--- START OF Records provided ---
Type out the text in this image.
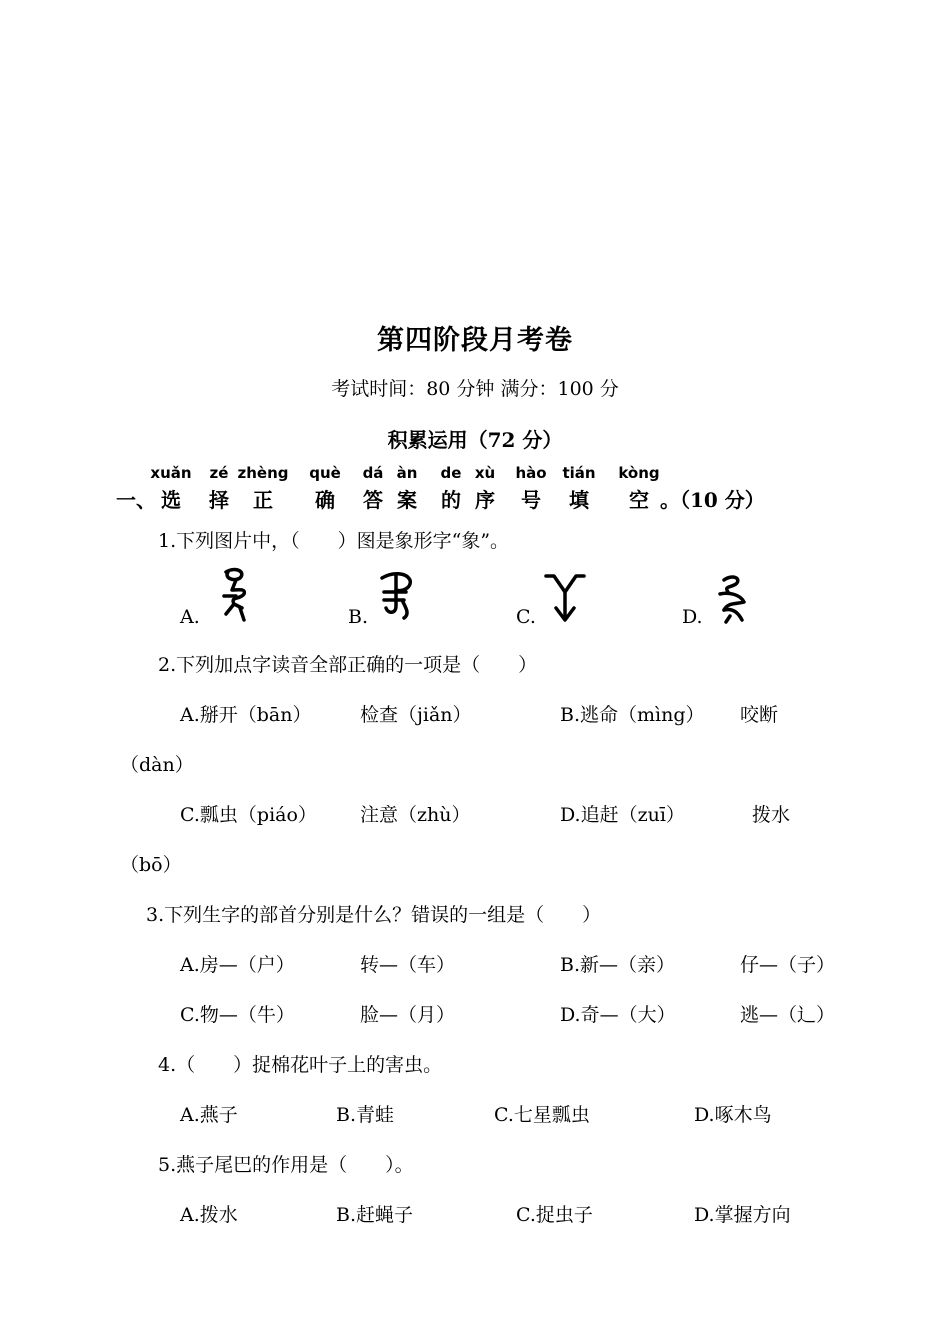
第四阶段月考卷
考试时间：80 分钟 满分：100 分
积累运用（72 分）
一、
xuǎn
选
zé
择
zhèng
正
què
确
dá
答
àn
案
de
的
xù
序
hào
号
tián
填
kòng
空 。（10 分）
1.下列图片中，（　　）图是象形字“象”。
A.	B.	C.	D.
2.下列加点字读音全部正确的一项是（　　）
A.掰开（bān）	检查（jiǎn）	B.逃命（mìng） 咬断
（dàn）
C.瓢虫（piáo） 注意（zhù）	D.追赶（zuī）	拨水
（bō）
3.下列生字的部首分别是什么？错误的一组是（　　）
A.房—（户）	转—（车）	B.新—（亲）	仔—（子）
C.物—（牛）	脸—（月）	D.奇—（大）	逃—（辶）
4.（　　）捉棉花叶子上的害虫。
A.燕子	B.青蛙	C.七星瓢虫	D.啄木鸟
5.燕子尾巴的作用是（　　）。
A.拨水	B.赶蝇子	C.捉虫子	D.掌握方向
--- END OF Records provided ---
• _Short exercise_
Repeat each record exactly, with the pictures left out.

• _Answer to the task_
Type out the text in this image.
第四阶段月考卷
考试时间：80 分钟 满分：100 分
积累运用（72 分）
一、
xuǎn
选
zé
择
zhèng
正
què
确
dá
答
àn
案
de
的
xù
序
hào
号
tián
填
kòng
空 。（10 分）
1.下列图片中，（　　）图是象形字“象”。
A.	B.	C.	D.
2.下列加点字读音全部正确的一项是（　　）
A.掰开（bān）	检查（jiǎn）	B.逃命（mìng） 咬断
（dàn）
C.瓢虫（piáo） 注意（zhù）	D.追赶（zuī）	拨水
（bō）
3.下列生字的部首分别是什么？错误的一组是（　　）
A.房—（户）	转—（车）	B.新—（亲）	仔—（子）
C.物—（牛）	脸—（月）	D.奇—（大）	逃—（辶）
4.（　　）捉棉花叶子上的害虫。
A.燕子	B.青蛙	C.七星瓢虫	D.啄木鸟
5.燕子尾巴的作用是（　　）。
A.拨水	B.赶蝇子	C.捉虫子	D.掌握方向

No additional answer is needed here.